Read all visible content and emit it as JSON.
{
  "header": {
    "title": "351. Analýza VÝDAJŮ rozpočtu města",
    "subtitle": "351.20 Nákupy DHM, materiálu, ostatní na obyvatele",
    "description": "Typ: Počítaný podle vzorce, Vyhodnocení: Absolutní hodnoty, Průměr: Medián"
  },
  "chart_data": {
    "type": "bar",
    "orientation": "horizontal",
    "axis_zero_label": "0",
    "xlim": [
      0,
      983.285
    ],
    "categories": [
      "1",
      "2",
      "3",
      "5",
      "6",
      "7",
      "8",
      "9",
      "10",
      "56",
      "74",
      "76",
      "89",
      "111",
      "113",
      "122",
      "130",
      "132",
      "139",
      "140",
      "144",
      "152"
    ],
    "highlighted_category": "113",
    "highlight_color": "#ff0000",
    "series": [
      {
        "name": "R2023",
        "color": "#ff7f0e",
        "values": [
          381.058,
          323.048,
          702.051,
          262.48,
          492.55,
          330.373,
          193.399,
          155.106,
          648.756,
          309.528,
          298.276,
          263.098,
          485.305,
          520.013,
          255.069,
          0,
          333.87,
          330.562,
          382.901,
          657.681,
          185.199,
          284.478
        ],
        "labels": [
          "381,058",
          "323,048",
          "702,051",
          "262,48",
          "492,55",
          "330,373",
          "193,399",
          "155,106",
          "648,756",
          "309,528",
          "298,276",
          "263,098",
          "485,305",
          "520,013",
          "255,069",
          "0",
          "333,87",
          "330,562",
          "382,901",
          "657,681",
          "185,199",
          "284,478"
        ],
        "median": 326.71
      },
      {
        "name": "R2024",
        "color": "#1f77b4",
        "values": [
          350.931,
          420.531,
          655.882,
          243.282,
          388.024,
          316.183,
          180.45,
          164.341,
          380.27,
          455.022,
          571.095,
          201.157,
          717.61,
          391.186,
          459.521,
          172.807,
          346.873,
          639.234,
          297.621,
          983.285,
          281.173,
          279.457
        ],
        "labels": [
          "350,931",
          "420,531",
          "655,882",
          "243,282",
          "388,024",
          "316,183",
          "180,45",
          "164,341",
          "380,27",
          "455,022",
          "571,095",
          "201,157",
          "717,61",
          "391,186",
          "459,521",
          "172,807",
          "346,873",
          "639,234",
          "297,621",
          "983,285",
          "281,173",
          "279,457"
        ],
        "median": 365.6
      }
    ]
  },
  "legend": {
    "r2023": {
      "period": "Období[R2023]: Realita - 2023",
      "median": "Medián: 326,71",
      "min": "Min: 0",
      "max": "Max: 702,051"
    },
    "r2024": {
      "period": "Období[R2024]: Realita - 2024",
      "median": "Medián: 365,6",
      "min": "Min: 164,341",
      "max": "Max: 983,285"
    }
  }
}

Stated task ::
Every line of the material must be returned exactly as it appears.

Answer to this problem ::
Read all visible content and emit it as JSON.
{
  "header": {
    "title": "351. Analýza VÝDAJŮ rozpočtu města",
    "subtitle": "351.20 Nákupy DHM, materiálu, ostatní na obyvatele",
    "description": "Typ: Počítaný podle vzorce, Vyhodnocení: Absolutní hodnoty, Průměr: Medián"
  },
  "chart_data": {
    "type": "bar",
    "orientation": "horizontal",
    "axis_zero_label": "0",
    "xlim": [
      0,
      983.285
    ],
    "categories": [
      "1",
      "2",
      "3",
      "5",
      "6",
      "7",
      "8",
      "9",
      "10",
      "56",
      "74",
      "76",
      "89",
      "111",
      "113",
      "122",
      "130",
      "132",
      "139",
      "140",
      "144",
      "152"
    ],
    "highlighted_category": "113",
    "highlight_color": "#ff0000",
    "series": [
      {
        "name": "R2023",
        "color": "#ff7f0e",
        "values": [
          381.058,
          323.048,
          702.051,
          262.48,
          492.55,
          330.373,
          193.399,
          155.106,
          648.756,
          309.528,
          298.276,
          263.098,
          485.305,
          520.013,
          255.069,
          0,
          333.87,
          330.562,
          382.901,
          657.681,
          185.199,
          284.478
        ],
        "labels": [
          "381,058",
          "323,048",
          "702,051",
          "262,48",
          "492,55",
          "330,373",
          "193,399",
          "155,106",
          "648,756",
          "309,528",
          "298,276",
          "263,098",
          "485,305",
          "520,013",
          "255,069",
          "0",
          "333,87",
          "330,562",
          "382,901",
          "657,681",
          "185,199",
          "284,478"
        ],
        "median": 326.71
      },
      {
        "name": "R2024",
        "color": "#1f77b4",
        "values": [
          350.931,
          420.531,
          655.882,
          243.282,
          388.024,
          316.183,
          180.45,
          164.341,
          380.27,
          455.022,
          571.095,
          201.157,
          717.61,
          391.186,
          459.521,
          172.807,
          346.873,
          639.234,
          297.621,
          983.285,
          281.173,
          279.457
        ],
        "labels": [
          "350,931",
          "420,531",
          "655,882",
          "243,282",
          "388,024",
          "316,183",
          "180,45",
          "164,341",
          "380,27",
          "455,022",
          "571,095",
          "201,157",
          "717,61",
          "391,186",
          "459,521",
          "172,807",
          "346,873",
          "639,234",
          "297,621",
          "983,285",
          "281,173",
          "279,457"
        ],
        "median": 365.6
      }
    ]
  },
  "legend": {
    "r2023": {
      "period": "Období[R2023]: Realita - 2023",
      "median": "Medián: 326,71",
      "min": "Min: 0",
      "max": "Max: 702,051"
    },
    "r2024": {
      "period": "Období[R2024]: Realita - 2024",
      "median": "Medián: 365,6",
      "min": "Min: 164,341",
      "max": "Max: 983,285"
    }
  }
}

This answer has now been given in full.